» Goal
Output every record below exactly as it appears.

» The data

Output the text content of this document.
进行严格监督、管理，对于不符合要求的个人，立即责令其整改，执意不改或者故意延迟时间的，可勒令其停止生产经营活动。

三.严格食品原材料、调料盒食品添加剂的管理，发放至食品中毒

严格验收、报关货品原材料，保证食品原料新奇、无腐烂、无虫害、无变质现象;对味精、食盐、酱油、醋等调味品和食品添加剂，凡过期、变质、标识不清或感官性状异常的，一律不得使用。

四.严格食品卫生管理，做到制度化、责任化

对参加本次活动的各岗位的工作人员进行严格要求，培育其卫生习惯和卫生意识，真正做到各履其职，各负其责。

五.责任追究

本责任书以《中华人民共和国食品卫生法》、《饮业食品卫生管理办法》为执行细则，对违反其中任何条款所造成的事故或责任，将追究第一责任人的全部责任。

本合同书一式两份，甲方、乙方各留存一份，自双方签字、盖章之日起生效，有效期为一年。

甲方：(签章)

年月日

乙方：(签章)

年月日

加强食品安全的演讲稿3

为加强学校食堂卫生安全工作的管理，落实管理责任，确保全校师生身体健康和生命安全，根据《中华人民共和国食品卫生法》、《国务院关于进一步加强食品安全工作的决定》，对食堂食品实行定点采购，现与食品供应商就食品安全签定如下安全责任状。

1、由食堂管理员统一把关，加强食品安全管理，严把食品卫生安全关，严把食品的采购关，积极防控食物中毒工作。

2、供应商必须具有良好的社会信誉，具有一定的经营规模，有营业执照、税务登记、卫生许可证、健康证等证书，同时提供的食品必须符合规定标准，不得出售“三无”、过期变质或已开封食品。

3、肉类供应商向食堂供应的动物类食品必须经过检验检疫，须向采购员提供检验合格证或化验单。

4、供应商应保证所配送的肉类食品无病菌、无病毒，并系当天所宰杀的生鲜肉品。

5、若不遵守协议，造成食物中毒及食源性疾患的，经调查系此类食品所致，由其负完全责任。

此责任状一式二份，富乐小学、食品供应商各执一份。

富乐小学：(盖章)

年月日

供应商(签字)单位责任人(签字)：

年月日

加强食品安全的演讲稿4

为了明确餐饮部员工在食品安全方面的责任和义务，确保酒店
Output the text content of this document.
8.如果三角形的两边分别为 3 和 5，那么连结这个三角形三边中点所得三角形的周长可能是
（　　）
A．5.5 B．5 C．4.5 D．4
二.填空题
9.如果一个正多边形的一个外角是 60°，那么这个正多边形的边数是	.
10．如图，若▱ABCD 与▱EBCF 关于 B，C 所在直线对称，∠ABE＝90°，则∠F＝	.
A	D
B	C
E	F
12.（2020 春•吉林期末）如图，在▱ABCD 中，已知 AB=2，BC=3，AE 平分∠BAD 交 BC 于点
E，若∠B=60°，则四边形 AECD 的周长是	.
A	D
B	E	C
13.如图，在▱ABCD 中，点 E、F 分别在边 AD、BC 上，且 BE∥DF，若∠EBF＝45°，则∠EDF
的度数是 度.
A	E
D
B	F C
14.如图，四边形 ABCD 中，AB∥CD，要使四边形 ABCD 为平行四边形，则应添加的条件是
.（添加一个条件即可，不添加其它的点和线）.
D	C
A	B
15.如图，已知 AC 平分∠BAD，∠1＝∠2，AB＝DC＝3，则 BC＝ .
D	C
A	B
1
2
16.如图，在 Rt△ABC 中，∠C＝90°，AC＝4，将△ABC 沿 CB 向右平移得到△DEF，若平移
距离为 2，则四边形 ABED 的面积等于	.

» Solution to this problem
Output the text content of this document.
进行严格监督、管理，对于不符合要求的个人，立即责令其整改，执意不改或者故意延迟时间的，可勒令其停止生产经营活动。

三.严格食品原材料、调料盒食品添加剂的管理，发放至食品中毒

严格验收、报关货品原材料，保证食品原料新奇、无腐烂、无虫害、无变质现象;对味精、食盐、酱油、醋等调味品和食品添加剂，凡过期、变质、标识不清或感官性状异常的，一律不得使用。

四.严格食品卫生管理，做到制度化、责任化

对参加本次活动的各岗位的工作人员进行严格要求，培育其卫生习惯和卫生意识，真正做到各履其职，各负其责。

五.责任追究

本责任书以《中华人民共和国食品卫生法》、《饮业食品卫生管理办法》为执行细则，对违反其中任何条款所造成的事故或责任，将追究第一责任人的全部责任。

本合同书一式两份，甲方、乙方各留存一份，自双方签字、盖章之日起生效，有效期为一年。

甲方：(签章)

年月日

乙方：(签章)

年月日

加强食品安全的演讲稿3

为加强学校食堂卫生安全工作的管理，落实管理责任，确保全校师生身体健康和生命安全，根据《中华人民共和国食品卫生法》、《国务院关于进一步加强食品安全工作的决定》，对食堂食品实行定点采购，现与食品供应商就食品安全签定如下安全责任状。

1、由食堂管理员统一把关，加强食品安全管理，严把食品卫生安全关，严把食品的采购关，积极防控食物中毒工作。

2、供应商必须具有良好的社会信誉，具有一定的经营规模，有营业执照、税务登记、卫生许可证、健康证等证书，同时提供的食品必须符合规定标准，不得出售“三无”、过期变质或已开封食品。

3、肉类供应商向食堂供应的动物类食品必须经过检验检疫，须向采购员提供检验合格证或化验单。

4、供应商应保证所配送的肉类食品无病菌、无病毒，并系当天所宰杀的生鲜肉品。

5、若不遵守协议，造成食物中毒及食源性疾患的，经调查系此类食品所致，由其负完全责任。

此责任状一式二份，富乐小学、食品供应商各执一份。

富乐小学：(盖章)

年月日

供应商(签字)单位责任人(签字)：

年月日

加强食品安全的演讲稿4

为了明确餐饮部员工在食品安全方面的责任和义务，确保酒店
Output the text content of this document.
8.如果三角形的两边分别为 3 和 5，那么连结这个三角形三边中点所得三角形的周长可能是
（　　）
A．5.5 B．5 C．4.5 D．4
二.填空题
9.如果一个正多边形的一个外角是 60°，那么这个正多边形的边数是	.
10．如图，若▱ABCD 与▱EBCF 关于 B，C 所在直线对称，∠ABE＝90°，则∠F＝	.
A	D
B	C
E	F
12.（2020 春•吉林期末）如图，在▱ABCD 中，已知 AB=2，BC=3，AE 平分∠BAD 交 BC 于点
E，若∠B=60°，则四边形 AECD 的周长是	.
A	D
B	E	C
13.如图，在▱ABCD 中，点 E、F 分别在边 AD、BC 上，且 BE∥DF，若∠EBF＝45°，则∠EDF
的度数是 度.
A	E
D
B	F C
14.如图，四边形 ABCD 中，AB∥CD，要使四边形 ABCD 为平行四边形，则应添加的条件是
.（添加一个条件即可，不添加其它的点和线）.
D	C
A	B
15.如图，已知 AC 平分∠BAD，∠1＝∠2，AB＝DC＝3，则 BC＝ .
D	C
A	B
1
2
16.如图，在 Rt△ABC 中，∠C＝90°，AC＝4，将△ABC 沿 CB 向右平移得到△DEF，若平移
距离为 2，则四边形 ABED 的面积等于	.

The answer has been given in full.